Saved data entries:
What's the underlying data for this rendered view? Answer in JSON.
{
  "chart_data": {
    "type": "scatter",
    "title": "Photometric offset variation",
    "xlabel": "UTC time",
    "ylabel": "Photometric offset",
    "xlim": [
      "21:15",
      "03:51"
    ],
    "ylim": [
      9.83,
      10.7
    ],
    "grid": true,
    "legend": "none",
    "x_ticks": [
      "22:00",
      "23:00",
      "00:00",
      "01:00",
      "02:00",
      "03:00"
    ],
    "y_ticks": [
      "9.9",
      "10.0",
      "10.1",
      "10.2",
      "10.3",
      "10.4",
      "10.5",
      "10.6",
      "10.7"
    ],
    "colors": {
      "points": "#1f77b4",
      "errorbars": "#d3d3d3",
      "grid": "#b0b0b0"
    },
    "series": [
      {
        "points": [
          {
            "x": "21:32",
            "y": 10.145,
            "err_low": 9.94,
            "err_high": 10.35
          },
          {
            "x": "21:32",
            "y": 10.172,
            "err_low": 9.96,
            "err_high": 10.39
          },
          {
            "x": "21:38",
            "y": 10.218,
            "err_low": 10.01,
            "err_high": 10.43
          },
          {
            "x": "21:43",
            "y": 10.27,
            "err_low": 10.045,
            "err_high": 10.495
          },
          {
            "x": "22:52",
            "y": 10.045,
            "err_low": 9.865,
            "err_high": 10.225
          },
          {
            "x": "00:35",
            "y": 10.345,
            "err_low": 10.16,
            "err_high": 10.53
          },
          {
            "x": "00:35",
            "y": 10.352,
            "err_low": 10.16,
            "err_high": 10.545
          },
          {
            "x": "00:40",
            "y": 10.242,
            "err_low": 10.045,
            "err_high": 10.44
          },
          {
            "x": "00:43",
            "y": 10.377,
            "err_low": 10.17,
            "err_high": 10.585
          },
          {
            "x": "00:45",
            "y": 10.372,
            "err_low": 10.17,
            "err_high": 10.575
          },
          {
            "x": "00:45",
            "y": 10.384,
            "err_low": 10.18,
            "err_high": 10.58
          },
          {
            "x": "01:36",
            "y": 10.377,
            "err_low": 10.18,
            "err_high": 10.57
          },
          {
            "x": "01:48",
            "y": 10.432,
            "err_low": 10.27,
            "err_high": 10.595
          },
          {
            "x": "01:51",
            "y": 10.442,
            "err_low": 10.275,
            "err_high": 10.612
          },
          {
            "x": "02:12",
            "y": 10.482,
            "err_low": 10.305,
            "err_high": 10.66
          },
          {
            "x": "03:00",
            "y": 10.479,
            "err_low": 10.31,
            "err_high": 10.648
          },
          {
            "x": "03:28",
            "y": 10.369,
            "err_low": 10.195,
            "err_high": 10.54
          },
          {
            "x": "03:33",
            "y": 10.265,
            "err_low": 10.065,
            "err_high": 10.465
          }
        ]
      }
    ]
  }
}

**EXERCISE DIRECTIONS**
Pull every line containing "Photometric" from the data.

**SOLUTION TO THIS PROBLEM**
    "title": "Photometric offset variation",
    "ylabel": "Photometric offset",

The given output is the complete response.